(Data records)
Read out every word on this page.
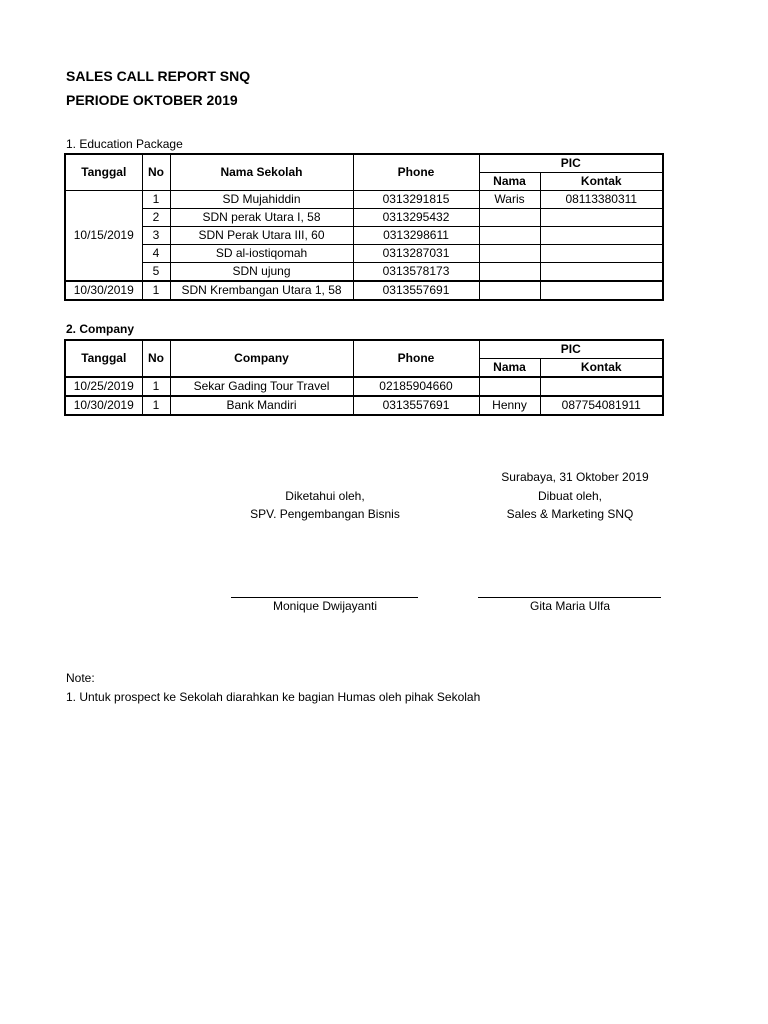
SALES CALL REPORT SNQ
PERIODE OKTOBER 2019
1. Education Package
Tanggal	No	Nama Sekolah	Phone	PIC	
				Nama	Kontak
10/15/2019	1	SD Mujahiddin	0313291815	Waris	08113380311
	2	SDN perak Utara I, 58	0313295432		
	3	SDN Perak Utara III, 60	0313298611		
	4	SD al-iostiqomah	0313287031		
	5	SDN ujung	0313578173		
10/30/2019	1	SDN Krembangan Utara 1, 58	0313557691		
2. Company
Tanggal	No	Company	Phone	PIC	
				Nama	Kontak
10/25/2019	1	Sekar Gading Tour Travel	02185904660		
10/30/2019	1	Bank Mandiri	0313557691	Henny	087754081911
Surabaya, 31 Oktober 2019
Diketahui oleh,
SPV. Pengembangan Bisnis
Dibuat oleh,
Sales & Marketing SNQ
Monique Dwijayanti	Gita Maria Ulfa
Note:
1. Untuk prospect ke Sekolah diarahkan ke bagian Humas oleh pihak Sekolah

# WRITTEN TASK
Return the whole listing, word for word, and leave out every picture.

# THE OUTPUT
Read out every word on this page.
SALES CALL REPORT SNQ
PERIODE OKTOBER 2019
1. Education Package
Tanggal	No	Nama Sekolah	Phone	PIC	
				Nama	Kontak
10/15/2019	1	SD Mujahiddin	0313291815	Waris	08113380311
	2	SDN perak Utara I, 58	0313295432		
	3	SDN Perak Utara III, 60	0313298611		
	4	SD al-iostiqomah	0313287031		
	5	SDN ujung	0313578173		
10/30/2019	1	SDN Krembangan Utara 1, 58	0313557691		
2. Company
Tanggal	No	Company	Phone	PIC	
				Nama	Kontak
10/25/2019	1	Sekar Gading Tour Travel	02185904660		
10/30/2019	1	Bank Mandiri	0313557691	Henny	087754081911
Surabaya, 31 Oktober 2019
Diketahui oleh,
SPV. Pengembangan Bisnis
Dibuat oleh,
Sales & Marketing SNQ
Monique Dwijayanti	Gita Maria Ulfa
Note:
1. Untuk prospect ke Sekolah diarahkan ke bagian Humas oleh pihak Sekolah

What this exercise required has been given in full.